- _Stated problem_:
Reproduce these lines with no changes.

Boxed entries for elements:
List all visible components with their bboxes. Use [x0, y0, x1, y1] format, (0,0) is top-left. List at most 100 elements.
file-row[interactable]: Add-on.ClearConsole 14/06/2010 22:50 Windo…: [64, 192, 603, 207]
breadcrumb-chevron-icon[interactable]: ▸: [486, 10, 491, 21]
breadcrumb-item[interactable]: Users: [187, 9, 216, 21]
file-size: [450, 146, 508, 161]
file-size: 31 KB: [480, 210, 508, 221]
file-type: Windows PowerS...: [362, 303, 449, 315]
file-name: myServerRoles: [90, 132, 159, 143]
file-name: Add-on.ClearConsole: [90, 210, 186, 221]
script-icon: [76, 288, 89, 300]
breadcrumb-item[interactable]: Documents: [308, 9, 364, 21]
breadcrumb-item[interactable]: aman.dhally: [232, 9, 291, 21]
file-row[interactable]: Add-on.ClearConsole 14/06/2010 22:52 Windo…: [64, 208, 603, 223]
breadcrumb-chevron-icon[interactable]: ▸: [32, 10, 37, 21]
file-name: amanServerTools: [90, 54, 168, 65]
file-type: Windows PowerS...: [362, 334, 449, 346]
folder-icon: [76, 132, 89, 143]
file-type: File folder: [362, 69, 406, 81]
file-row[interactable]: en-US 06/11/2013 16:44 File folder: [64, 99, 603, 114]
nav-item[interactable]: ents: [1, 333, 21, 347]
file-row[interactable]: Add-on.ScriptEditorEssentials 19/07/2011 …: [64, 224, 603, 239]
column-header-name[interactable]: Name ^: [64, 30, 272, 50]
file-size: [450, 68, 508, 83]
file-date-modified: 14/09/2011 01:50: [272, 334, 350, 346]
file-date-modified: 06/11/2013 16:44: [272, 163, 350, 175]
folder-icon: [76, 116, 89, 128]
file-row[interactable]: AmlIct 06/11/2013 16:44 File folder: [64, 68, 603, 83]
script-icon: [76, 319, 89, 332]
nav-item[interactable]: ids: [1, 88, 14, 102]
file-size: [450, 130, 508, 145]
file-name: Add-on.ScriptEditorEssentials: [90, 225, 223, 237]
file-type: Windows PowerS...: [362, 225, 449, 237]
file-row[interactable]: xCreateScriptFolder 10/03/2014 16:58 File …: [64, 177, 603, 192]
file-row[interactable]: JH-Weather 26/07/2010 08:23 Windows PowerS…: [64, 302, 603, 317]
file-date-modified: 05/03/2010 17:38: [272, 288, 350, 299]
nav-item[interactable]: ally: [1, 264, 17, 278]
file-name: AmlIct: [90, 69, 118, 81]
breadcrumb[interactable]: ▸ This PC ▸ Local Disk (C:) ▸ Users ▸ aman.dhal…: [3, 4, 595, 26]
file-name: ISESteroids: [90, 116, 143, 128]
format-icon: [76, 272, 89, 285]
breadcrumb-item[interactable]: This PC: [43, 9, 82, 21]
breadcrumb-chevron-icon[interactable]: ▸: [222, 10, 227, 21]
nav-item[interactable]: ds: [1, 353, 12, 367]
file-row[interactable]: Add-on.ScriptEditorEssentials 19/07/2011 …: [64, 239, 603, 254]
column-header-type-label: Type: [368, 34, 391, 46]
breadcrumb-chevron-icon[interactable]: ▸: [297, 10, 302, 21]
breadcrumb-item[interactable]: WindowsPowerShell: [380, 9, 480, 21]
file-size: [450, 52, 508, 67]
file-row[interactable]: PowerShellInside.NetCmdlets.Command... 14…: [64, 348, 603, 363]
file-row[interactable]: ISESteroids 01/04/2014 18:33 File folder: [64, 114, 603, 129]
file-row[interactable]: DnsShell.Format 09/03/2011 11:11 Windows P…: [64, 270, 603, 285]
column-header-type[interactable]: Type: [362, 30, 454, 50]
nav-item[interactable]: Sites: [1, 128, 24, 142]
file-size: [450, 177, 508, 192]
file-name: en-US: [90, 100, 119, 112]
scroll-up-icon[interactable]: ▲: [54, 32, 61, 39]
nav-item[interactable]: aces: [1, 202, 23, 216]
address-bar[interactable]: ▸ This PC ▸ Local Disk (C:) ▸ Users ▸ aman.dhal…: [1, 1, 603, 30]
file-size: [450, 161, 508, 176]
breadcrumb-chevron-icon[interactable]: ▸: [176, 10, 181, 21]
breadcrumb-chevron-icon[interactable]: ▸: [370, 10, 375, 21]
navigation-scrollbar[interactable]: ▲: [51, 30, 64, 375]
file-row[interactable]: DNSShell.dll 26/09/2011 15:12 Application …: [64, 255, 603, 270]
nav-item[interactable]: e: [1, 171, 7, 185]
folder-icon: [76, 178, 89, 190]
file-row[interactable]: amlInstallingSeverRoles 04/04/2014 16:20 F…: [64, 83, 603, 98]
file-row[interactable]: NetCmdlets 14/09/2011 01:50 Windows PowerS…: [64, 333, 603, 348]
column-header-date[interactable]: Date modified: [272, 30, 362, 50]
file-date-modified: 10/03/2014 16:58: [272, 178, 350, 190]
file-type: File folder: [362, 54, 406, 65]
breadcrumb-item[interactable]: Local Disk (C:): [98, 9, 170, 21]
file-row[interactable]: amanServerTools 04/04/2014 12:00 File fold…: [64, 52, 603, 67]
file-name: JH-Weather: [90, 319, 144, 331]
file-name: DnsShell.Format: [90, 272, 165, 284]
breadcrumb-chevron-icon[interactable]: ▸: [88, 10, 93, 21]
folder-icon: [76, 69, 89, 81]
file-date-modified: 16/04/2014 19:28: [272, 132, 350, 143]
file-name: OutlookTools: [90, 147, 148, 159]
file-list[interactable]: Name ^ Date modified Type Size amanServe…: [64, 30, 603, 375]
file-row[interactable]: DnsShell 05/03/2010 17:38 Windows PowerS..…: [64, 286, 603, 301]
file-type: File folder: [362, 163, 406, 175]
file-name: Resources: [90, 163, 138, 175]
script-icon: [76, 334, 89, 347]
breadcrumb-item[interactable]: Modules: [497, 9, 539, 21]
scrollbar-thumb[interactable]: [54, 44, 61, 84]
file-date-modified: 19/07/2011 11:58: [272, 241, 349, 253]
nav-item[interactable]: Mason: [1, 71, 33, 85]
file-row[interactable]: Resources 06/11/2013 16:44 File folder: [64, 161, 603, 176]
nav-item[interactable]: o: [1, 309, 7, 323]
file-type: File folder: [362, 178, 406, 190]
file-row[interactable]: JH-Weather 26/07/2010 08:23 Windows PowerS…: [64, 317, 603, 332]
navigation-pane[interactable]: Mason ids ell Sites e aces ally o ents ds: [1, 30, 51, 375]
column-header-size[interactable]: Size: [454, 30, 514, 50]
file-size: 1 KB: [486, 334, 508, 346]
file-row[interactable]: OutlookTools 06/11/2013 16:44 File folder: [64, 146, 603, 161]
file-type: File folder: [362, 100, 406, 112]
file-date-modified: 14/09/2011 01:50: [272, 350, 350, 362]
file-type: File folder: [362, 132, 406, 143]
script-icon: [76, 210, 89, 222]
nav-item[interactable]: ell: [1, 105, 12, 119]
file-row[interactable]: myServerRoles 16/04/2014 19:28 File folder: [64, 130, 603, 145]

- _Solution_:
List all visible components with their bboxes. Use [x0, y0, x1, y1] format, (0,0) is top-left. List at most 100 elements.
file-row[interactable]: Add-on.ClearConsole 14/06/2010 22:50 Windo…: [64, 192, 603, 207]
breadcrumb-chevron-icon[interactable]: ▸: [486, 10, 491, 21]
breadcrumb-item[interactable]: Users: [187, 9, 216, 21]
file-size: [450, 146, 508, 161]
file-size: 31 KB: [480, 210, 508, 221]
file-type: Windows PowerS...: [362, 303, 449, 315]
file-name: myServerRoles: [90, 132, 159, 143]
file-name: Add-on.ClearConsole: [90, 210, 186, 221]
script-icon: [76, 288, 89, 300]
breadcrumb-item[interactable]: Documents: [308, 9, 364, 21]
breadcrumb-item[interactable]: aman.dhally: [232, 9, 291, 21]
file-row[interactable]: Add-on.ClearConsole 14/06/2010 22:52 Windo…: [64, 208, 603, 223]
breadcrumb-chevron-icon[interactable]: ▸: [32, 10, 37, 21]
file-name: amanServerTools: [90, 54, 168, 65]
file-type: Windows PowerS...: [362, 334, 449, 346]
folder-icon: [76, 132, 89, 143]
file-type: File folder: [362, 69, 406, 81]
file-row[interactable]: en-US 06/11/2013 16:44 File folder: [64, 99, 603, 114]
nav-item[interactable]: ents: [1, 333, 21, 347]
file-row[interactable]: Add-on.ScriptEditorEssentials 19/07/2011 …: [64, 224, 603, 239]
column-header-name[interactable]: Name ^: [64, 30, 272, 50]
file-size: [450, 68, 508, 83]
file-date-modified: 14/09/2011 01:50: [272, 334, 350, 346]
file-date-modified: 06/11/2013 16:44: [272, 163, 350, 175]
folder-icon: [76, 116, 89, 128]
file-row[interactable]: AmlIct 06/11/2013 16:44 File folder: [64, 68, 603, 83]
script-icon: [76, 319, 89, 332]
nav-item[interactable]: ids: [1, 88, 14, 102]
file-size: [450, 130, 508, 145]
file-name: Add-on.ScriptEditorEssentials: [90, 225, 223, 237]
file-type: Windows PowerS...: [362, 225, 449, 237]
file-row[interactable]: xCreateScriptFolder 10/03/2014 16:58 File …: [64, 177, 603, 192]
file-row[interactable]: JH-Weather 26/07/2010 08:23 Windows PowerS…: [64, 302, 603, 317]
file-date-modified: 05/03/2010 17:38: [272, 288, 350, 299]
nav-item[interactable]: ally: [1, 264, 17, 278]
file-name: AmlIct: [90, 69, 118, 81]
breadcrumb[interactable]: ▸ This PC ▸ Local Disk (C:) ▸ Users ▸ aman.dhal…: [3, 4, 595, 26]
file-name: ISESteroids: [90, 116, 143, 128]
format-icon: [76, 272, 89, 285]
breadcrumb-item[interactable]: This PC: [43, 9, 82, 21]
breadcrumb-chevron-icon[interactable]: ▸: [222, 10, 227, 21]
nav-item[interactable]: ds: [1, 353, 12, 367]
file-row[interactable]: Add-on.ScriptEditorEssentials 19/07/2011 …: [64, 239, 603, 254]
column-header-type-label: Type: [368, 34, 391, 46]
breadcrumb-chevron-icon[interactable]: ▸: [297, 10, 302, 21]
breadcrumb-item[interactable]: WindowsPowerShell: [380, 9, 480, 21]
file-size: [450, 52, 508, 67]
file-row[interactable]: PowerShellInside.NetCmdlets.Command... 14…: [64, 348, 603, 363]
file-row[interactable]: ISESteroids 01/04/2014 18:33 File folder: [64, 114, 603, 129]
file-row[interactable]: DnsShell.Format 09/03/2011 11:11 Windows P…: [64, 270, 603, 285]
column-header-type[interactable]: Type: [362, 30, 454, 50]
nav-item[interactable]: Sites: [1, 128, 24, 142]
file-size: [450, 177, 508, 192]
file-name: en-US: [90, 100, 119, 112]
scroll-up-icon[interactable]: ▲: [54, 32, 61, 39]
nav-item[interactable]: aces: [1, 202, 23, 216]
address-bar[interactable]: ▸ This PC ▸ Local Disk (C:) ▸ Users ▸ aman.dhal…: [1, 1, 603, 30]
file-size: [450, 161, 508, 176]
breadcrumb-chevron-icon[interactable]: ▸: [176, 10, 181, 21]
breadcrumb-chevron-icon[interactable]: ▸: [370, 10, 375, 21]
navigation-scrollbar[interactable]: ▲: [51, 30, 64, 375]
file-row[interactable]: DNSShell.dll 26/09/2011 15:12 Application …: [64, 255, 603, 270]
nav-item[interactable]: e: [1, 171, 7, 185]
folder-icon: [76, 178, 89, 190]
file-row[interactable]: amlInstallingSeverRoles 04/04/2014 16:20 F…: [64, 83, 603, 98]
file-row[interactable]: NetCmdlets 14/09/2011 01:50 Windows PowerS…: [64, 333, 603, 348]
column-header-date[interactable]: Date modified: [272, 30, 362, 50]
file-date-modified: 10/03/2014 16:58: [272, 178, 350, 190]
file-type: File folder: [362, 54, 406, 65]
breadcrumb-item[interactable]: Local Disk (C:): [98, 9, 170, 21]
file-row[interactable]: amanServerTools 04/04/2014 12:00 File fold…: [64, 52, 603, 67]
file-name: JH-Weather: [90, 319, 144, 331]
file-name: DnsShell.Format: [90, 272, 165, 284]
breadcrumb-chevron-icon[interactable]: ▸: [88, 10, 93, 21]
folder-icon: [76, 69, 89, 81]
file-date-modified: 16/04/2014 19:28: [272, 132, 350, 143]
file-name: OutlookTools: [90, 147, 148, 159]
file-list[interactable]: Name ^ Date modified Type Size amanServe…: [64, 30, 603, 375]
file-row[interactable]: DnsShell 05/03/2010 17:38 Windows PowerS..…: [64, 286, 603, 301]
file-type: File folder: [362, 163, 406, 175]
file-name: Resources: [90, 163, 138, 175]
script-icon: [76, 334, 89, 347]
breadcrumb-item[interactable]: Modules: [497, 9, 539, 21]
scrollbar-thumb[interactable]: [54, 44, 61, 84]
file-date-modified: 19/07/2011 11:58: [272, 241, 349, 253]
nav-item[interactable]: Mason: [1, 71, 33, 85]
file-row[interactable]: Resources 06/11/2013 16:44 File folder: [64, 161, 603, 176]
nav-item[interactable]: o: [1, 309, 7, 323]
file-type: File folder: [362, 178, 406, 190]
file-row[interactable]: JH-Weather 26/07/2010 08:23 Windows PowerS…: [64, 317, 603, 332]
navigation-pane[interactable]: Mason ids ell Sites e aces ally o ents ds: [1, 30, 51, 375]
column-header-size[interactable]: Size: [454, 30, 514, 50]
file-size: 1 KB: [486, 334, 508, 346]
file-row[interactable]: OutlookTools 06/11/2013 16:44 File folder: [64, 146, 603, 161]
file-type: File folder: [362, 100, 406, 112]
file-date-modified: 14/09/2011 01:50: [272, 350, 350, 362]
file-type: File folder: [362, 132, 406, 143]
script-icon: [76, 210, 89, 222]
nav-item[interactable]: ell: [1, 105, 12, 119]
file-row[interactable]: myServerRoles 16/04/2014 19:28 File folder: [64, 130, 603, 145]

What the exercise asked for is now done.